*Task inputs*:
━━━━━━━━━━━━━━━━━━━━━━━━━━━━━━

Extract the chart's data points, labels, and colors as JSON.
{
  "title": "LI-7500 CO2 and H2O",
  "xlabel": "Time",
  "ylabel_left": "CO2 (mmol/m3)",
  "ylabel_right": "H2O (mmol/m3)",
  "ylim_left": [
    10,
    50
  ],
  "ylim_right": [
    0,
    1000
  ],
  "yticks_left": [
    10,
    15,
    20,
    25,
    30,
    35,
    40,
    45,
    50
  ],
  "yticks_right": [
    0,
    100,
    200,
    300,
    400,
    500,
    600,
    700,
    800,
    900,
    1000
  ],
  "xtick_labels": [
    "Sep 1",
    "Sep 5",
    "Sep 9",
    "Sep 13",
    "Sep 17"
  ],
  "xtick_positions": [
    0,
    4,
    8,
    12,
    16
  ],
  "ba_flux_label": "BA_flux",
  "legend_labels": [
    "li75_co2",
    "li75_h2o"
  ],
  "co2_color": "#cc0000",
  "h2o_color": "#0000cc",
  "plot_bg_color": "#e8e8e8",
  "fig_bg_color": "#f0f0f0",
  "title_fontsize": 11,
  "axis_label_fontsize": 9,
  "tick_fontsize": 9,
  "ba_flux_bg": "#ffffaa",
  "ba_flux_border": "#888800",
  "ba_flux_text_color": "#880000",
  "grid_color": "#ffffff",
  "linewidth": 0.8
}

━━━━━━━━━━━━━━━━━━━━━━━━━━━━━━

*Your instructions*:
Copy down the whole of the data above, matching it exactly.

*Reply*:
Extract the chart's data points, labels, and colors as JSON.
{
  "title": "LI-7500 CO2 and H2O",
  "xlabel": "Time",
  "ylabel_left": "CO2 (mmol/m3)",
  "ylabel_right": "H2O (mmol/m3)",
  "ylim_left": [
    10,
    50
  ],
  "ylim_right": [
    0,
    1000
  ],
  "yticks_left": [
    10,
    15,
    20,
    25,
    30,
    35,
    40,
    45,
    50
  ],
  "yticks_right": [
    0,
    100,
    200,
    300,
    400,
    500,
    600,
    700,
    800,
    900,
    1000
  ],
  "xtick_labels": [
    "Sep 1",
    "Sep 5",
    "Sep 9",
    "Sep 13",
    "Sep 17"
  ],
  "xtick_positions": [
    0,
    4,
    8,
    12,
    16
  ],
  "ba_flux_label": "BA_flux",
  "legend_labels": [
    "li75_co2",
    "li75_h2o"
  ],
  "co2_color": "#cc0000",
  "h2o_color": "#0000cc",
  "plot_bg_color": "#e8e8e8",
  "fig_bg_color": "#f0f0f0",
  "title_fontsize": 11,
  "axis_label_fontsize": 9,
  "tick_fontsize": 9,
  "ba_flux_bg": "#ffffaa",
  "ba_flux_border": "#888800",
  "ba_flux_text_color": "#880000",
  "grid_color": "#ffffff",
  "linewidth": 0.8
}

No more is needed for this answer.